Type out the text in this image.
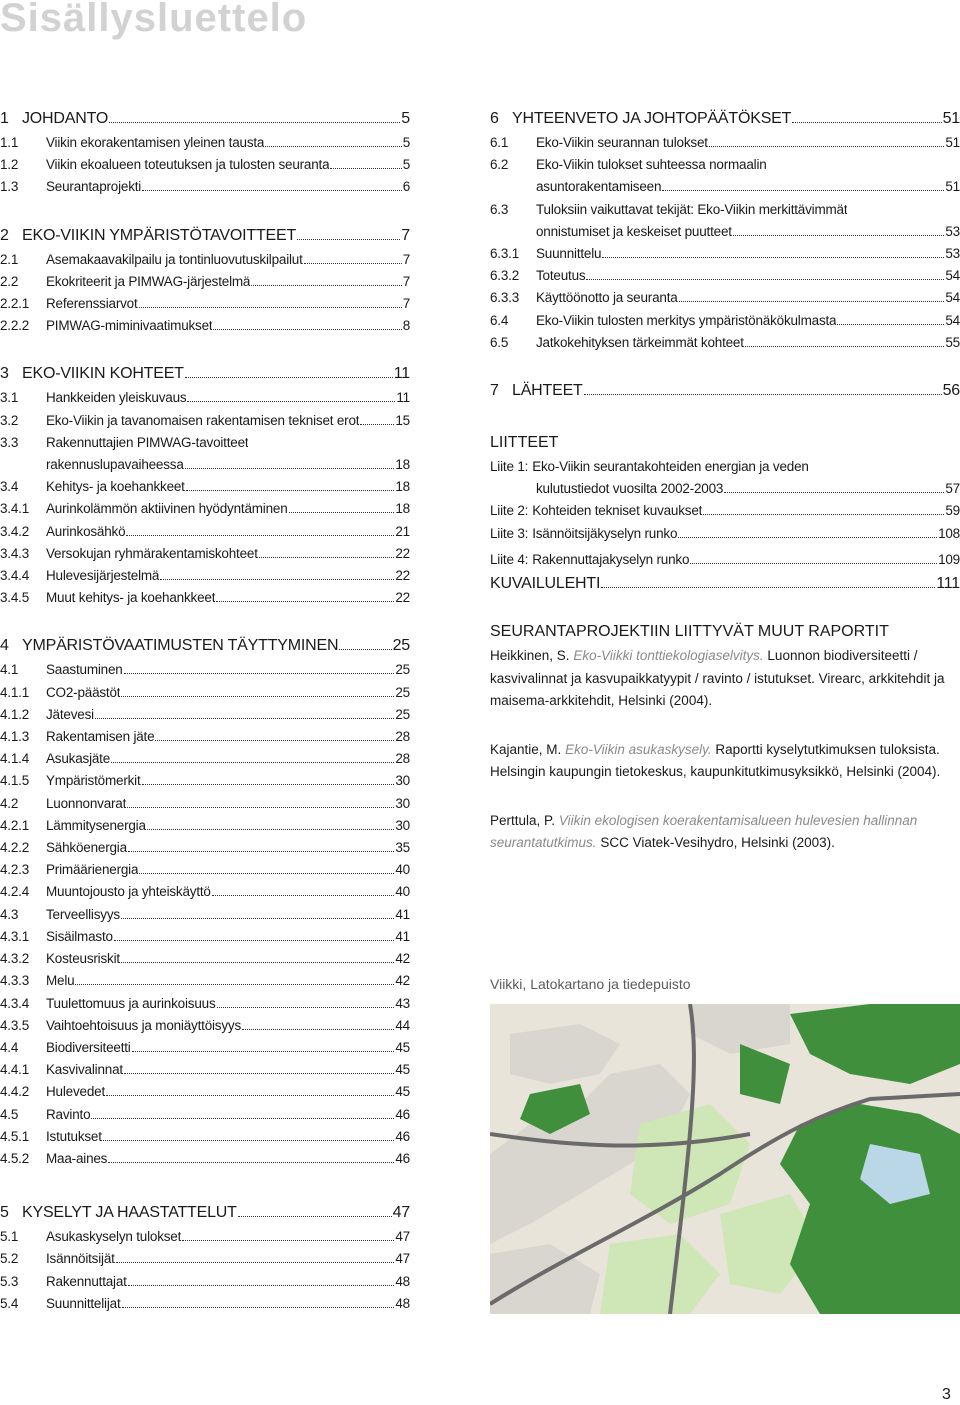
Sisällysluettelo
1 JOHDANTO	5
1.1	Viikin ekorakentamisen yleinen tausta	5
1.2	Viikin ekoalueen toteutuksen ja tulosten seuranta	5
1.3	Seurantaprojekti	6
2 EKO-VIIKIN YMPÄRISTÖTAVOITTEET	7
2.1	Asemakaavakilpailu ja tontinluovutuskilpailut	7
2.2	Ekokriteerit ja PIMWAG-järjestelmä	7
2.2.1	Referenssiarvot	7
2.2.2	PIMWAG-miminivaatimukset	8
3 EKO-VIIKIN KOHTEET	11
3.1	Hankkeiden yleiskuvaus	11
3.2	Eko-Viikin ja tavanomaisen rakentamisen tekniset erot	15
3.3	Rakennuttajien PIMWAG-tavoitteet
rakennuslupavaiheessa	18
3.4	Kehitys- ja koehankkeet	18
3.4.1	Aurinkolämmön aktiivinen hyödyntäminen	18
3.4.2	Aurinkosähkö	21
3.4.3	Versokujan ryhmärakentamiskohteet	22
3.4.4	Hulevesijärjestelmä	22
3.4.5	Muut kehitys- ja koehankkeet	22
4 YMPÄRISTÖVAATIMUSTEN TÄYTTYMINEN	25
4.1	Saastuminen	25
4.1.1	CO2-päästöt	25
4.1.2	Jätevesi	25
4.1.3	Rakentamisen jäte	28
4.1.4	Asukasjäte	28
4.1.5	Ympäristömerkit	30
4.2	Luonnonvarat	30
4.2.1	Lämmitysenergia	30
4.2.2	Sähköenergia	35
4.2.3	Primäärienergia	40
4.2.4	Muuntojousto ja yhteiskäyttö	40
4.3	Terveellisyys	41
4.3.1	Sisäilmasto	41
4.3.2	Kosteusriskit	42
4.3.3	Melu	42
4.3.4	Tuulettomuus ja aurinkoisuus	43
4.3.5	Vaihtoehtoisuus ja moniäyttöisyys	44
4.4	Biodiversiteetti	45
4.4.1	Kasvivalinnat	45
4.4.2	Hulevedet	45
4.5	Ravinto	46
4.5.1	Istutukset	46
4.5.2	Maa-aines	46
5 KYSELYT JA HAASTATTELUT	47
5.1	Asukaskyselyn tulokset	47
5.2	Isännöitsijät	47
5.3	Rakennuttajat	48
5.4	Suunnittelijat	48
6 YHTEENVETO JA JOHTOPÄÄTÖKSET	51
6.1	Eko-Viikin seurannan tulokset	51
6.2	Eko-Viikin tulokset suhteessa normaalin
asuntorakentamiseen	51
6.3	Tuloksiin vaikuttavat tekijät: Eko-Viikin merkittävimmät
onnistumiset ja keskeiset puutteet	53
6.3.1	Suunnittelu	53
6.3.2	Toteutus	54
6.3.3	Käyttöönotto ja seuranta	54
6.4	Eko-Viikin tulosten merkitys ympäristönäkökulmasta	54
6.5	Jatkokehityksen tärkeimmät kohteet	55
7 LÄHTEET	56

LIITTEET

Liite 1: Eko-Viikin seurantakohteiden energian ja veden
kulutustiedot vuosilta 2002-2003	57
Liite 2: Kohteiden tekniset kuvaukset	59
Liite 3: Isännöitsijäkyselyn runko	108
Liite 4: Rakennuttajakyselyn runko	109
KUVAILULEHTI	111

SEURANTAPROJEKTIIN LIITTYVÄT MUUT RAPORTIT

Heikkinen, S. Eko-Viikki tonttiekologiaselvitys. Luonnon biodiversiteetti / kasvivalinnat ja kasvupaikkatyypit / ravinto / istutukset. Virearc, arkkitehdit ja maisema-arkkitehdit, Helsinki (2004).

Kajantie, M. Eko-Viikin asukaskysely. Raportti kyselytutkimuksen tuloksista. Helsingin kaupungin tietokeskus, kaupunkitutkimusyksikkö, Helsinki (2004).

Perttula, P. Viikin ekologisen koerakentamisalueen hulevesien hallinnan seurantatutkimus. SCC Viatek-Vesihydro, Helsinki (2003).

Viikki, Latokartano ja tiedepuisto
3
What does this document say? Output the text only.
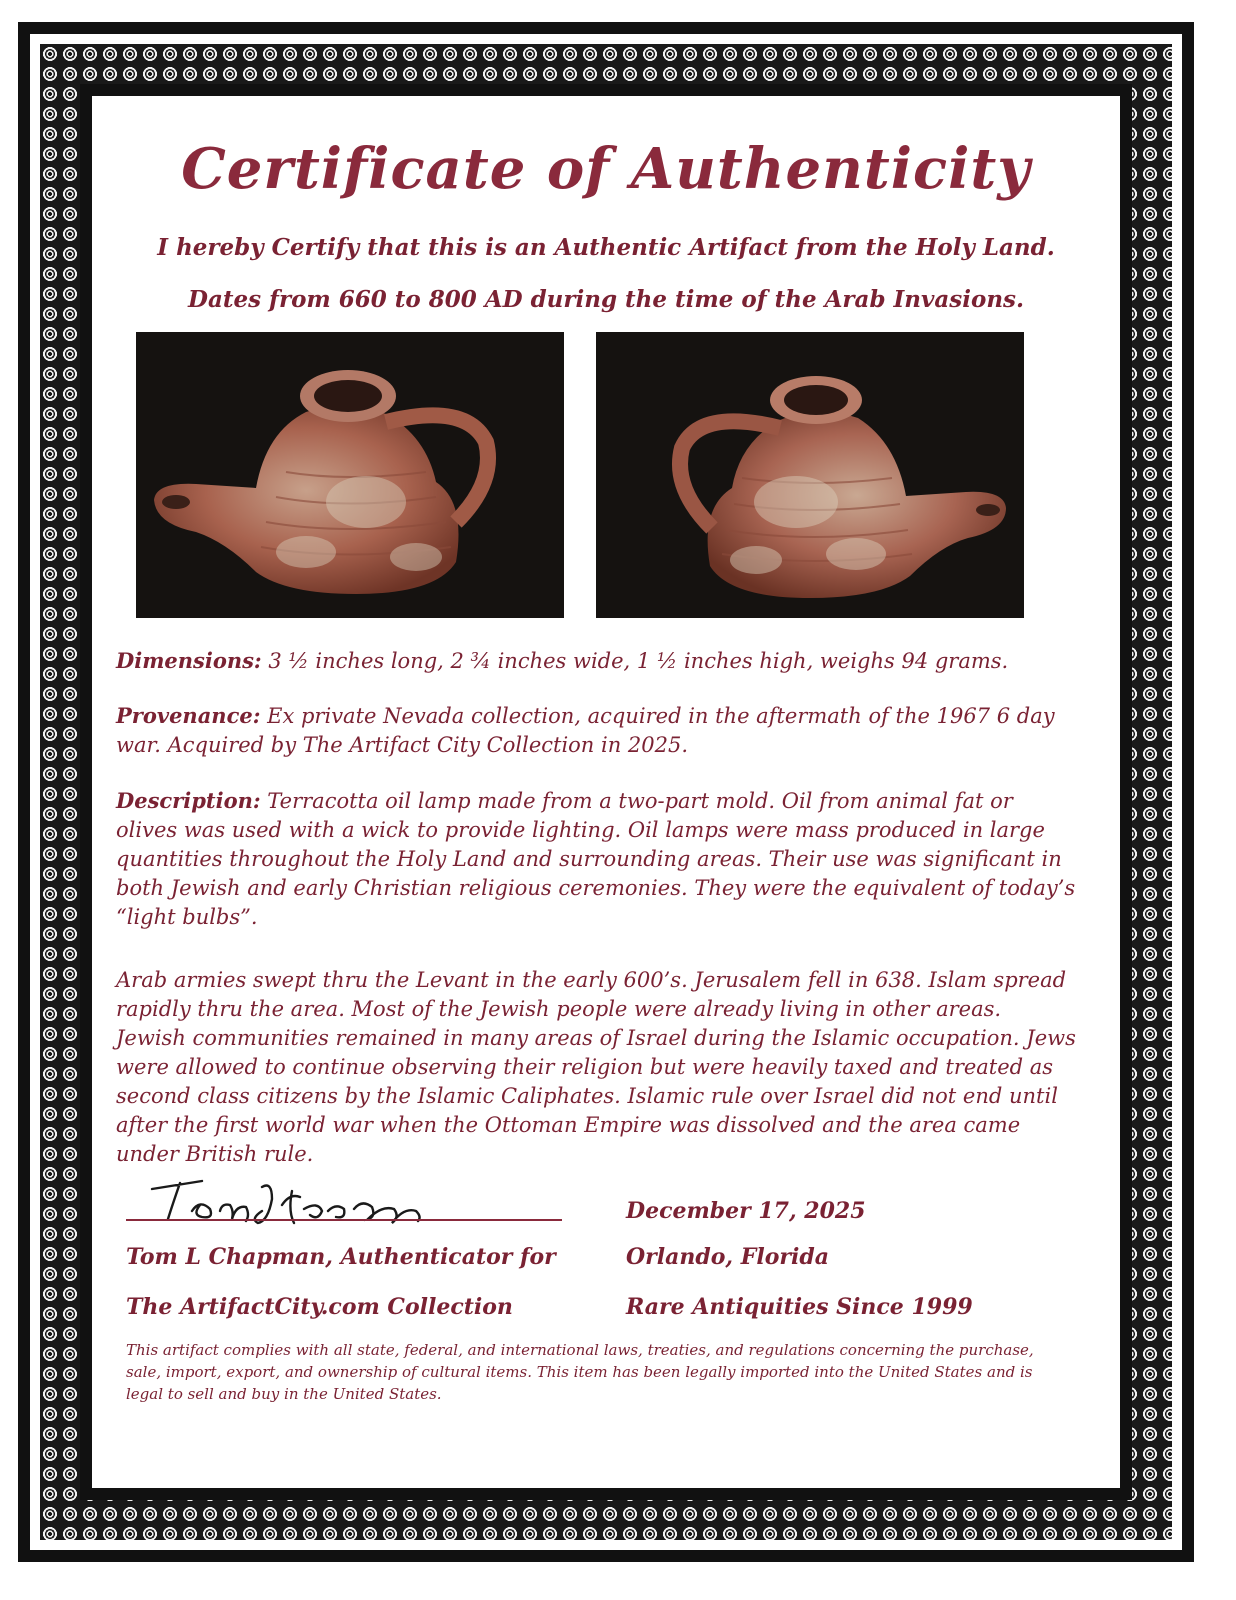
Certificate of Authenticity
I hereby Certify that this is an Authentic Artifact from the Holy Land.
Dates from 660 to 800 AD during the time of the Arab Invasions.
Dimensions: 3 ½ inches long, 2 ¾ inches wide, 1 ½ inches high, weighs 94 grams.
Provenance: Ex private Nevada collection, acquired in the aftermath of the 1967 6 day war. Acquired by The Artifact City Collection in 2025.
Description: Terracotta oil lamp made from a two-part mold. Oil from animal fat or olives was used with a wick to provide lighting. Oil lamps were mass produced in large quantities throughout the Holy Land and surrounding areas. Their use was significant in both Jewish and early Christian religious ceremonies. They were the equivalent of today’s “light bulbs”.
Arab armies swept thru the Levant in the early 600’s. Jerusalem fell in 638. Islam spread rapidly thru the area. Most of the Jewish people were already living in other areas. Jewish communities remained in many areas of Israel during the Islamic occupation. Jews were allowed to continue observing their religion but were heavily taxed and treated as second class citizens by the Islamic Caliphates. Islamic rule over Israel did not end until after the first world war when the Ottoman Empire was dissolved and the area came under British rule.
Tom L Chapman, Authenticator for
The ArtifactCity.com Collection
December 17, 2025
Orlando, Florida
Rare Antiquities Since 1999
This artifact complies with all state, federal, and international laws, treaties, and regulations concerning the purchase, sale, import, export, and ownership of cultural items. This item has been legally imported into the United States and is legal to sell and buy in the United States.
--
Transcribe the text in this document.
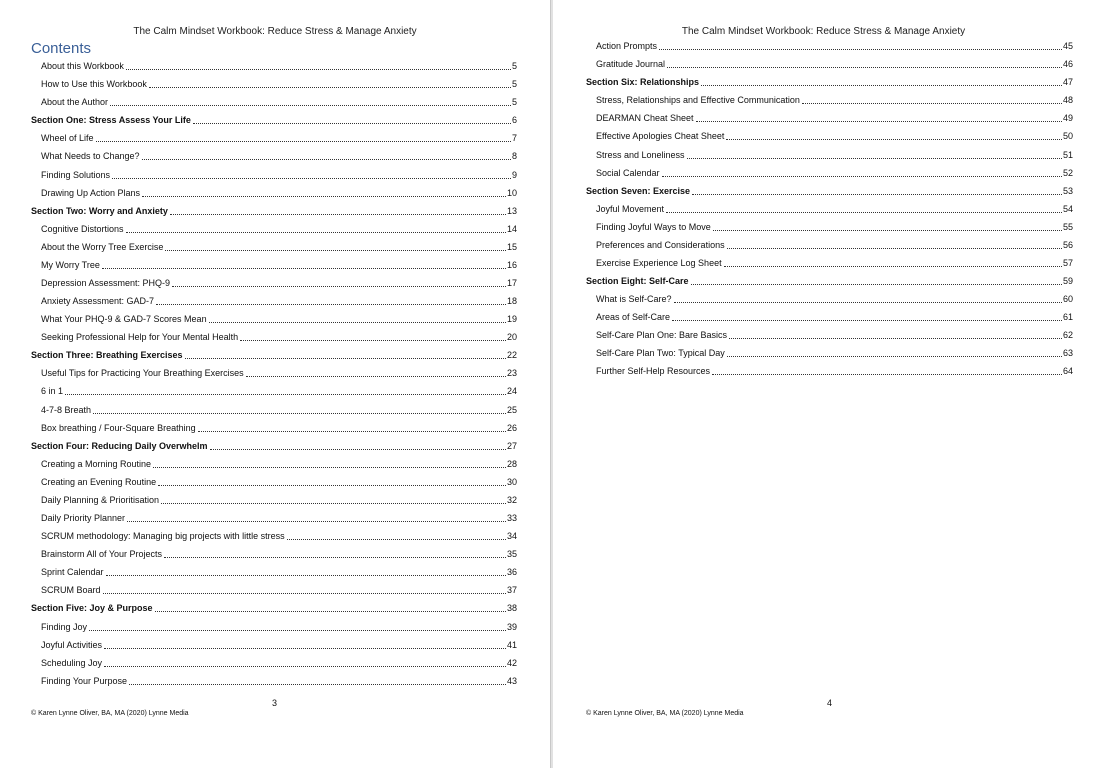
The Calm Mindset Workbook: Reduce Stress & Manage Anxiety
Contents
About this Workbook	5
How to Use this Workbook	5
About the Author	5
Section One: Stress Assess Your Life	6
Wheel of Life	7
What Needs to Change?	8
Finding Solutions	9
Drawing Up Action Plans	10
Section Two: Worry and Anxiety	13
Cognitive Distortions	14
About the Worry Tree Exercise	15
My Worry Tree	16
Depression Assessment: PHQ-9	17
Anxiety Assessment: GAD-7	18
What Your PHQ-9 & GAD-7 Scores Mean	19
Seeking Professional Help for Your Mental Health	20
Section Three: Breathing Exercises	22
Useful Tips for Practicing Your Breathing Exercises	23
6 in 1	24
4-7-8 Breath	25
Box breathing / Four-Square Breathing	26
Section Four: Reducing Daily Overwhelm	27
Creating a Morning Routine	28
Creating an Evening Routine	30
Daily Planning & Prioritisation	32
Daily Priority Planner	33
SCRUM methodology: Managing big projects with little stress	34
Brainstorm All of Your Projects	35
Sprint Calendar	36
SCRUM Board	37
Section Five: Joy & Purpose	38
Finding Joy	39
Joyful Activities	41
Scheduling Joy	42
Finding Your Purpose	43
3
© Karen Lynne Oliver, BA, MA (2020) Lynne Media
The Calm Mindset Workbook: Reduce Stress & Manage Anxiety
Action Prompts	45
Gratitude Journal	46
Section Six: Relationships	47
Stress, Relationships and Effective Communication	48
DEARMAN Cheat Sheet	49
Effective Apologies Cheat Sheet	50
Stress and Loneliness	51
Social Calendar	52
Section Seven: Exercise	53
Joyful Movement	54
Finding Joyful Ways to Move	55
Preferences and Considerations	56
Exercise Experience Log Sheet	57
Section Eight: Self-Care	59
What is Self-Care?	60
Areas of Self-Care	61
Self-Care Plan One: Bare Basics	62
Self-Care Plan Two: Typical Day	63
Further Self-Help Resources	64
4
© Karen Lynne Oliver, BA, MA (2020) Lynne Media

**Your objective**.
Go through the records and pull out each line that includes the word "koehankkeet".

**Expected output**.
3.4	Kehitys- ja koehankkeet	18
3.4.5	Muut kehitys- ja koehankkeet	22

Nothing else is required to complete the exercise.